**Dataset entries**
....
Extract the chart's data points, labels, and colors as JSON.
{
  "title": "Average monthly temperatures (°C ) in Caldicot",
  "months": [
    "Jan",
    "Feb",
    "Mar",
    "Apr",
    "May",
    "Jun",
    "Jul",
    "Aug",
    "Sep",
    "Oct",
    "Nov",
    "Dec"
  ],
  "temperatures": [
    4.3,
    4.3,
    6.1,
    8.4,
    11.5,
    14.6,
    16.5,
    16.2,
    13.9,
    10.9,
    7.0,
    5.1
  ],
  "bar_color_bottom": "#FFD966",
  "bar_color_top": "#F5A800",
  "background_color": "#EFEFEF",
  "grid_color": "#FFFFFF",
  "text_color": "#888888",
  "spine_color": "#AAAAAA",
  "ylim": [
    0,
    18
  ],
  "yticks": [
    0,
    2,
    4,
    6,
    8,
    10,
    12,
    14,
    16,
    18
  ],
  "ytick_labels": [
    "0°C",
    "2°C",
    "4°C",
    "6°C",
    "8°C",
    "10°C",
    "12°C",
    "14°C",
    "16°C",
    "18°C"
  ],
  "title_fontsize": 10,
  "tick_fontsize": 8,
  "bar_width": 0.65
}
....
**What to produce**
Repeat the data verbatim.

**Response to this exercise**
Extract the chart's data points, labels, and colors as JSON.
{
  "title": "Average monthly temperatures (°C ) in Caldicot",
  "months": [
    "Jan",
    "Feb",
    "Mar",
    "Apr",
    "May",
    "Jun",
    "Jul",
    "Aug",
    "Sep",
    "Oct",
    "Nov",
    "Dec"
  ],
  "temperatures": [
    4.3,
    4.3,
    6.1,
    8.4,
    11.5,
    14.6,
    16.5,
    16.2,
    13.9,
    10.9,
    7.0,
    5.1
  ],
  "bar_color_bottom": "#FFD966",
  "bar_color_top": "#F5A800",
  "background_color": "#EFEFEF",
  "grid_color": "#FFFFFF",
  "text_color": "#888888",
  "spine_color": "#AAAAAA",
  "ylim": [
    0,
    18
  ],
  "yticks": [
    0,
    2,
    4,
    6,
    8,
    10,
    12,
    14,
    16,
    18
  ],
  "ytick_labels": [
    "0°C",
    "2°C",
    "4°C",
    "6°C",
    "8°C",
    "10°C",
    "12°C",
    "14°C",
    "16°C",
    "18°C"
  ],
  "title_fontsize": 10,
  "tick_fontsize": 8,
  "bar_width": 0.65
}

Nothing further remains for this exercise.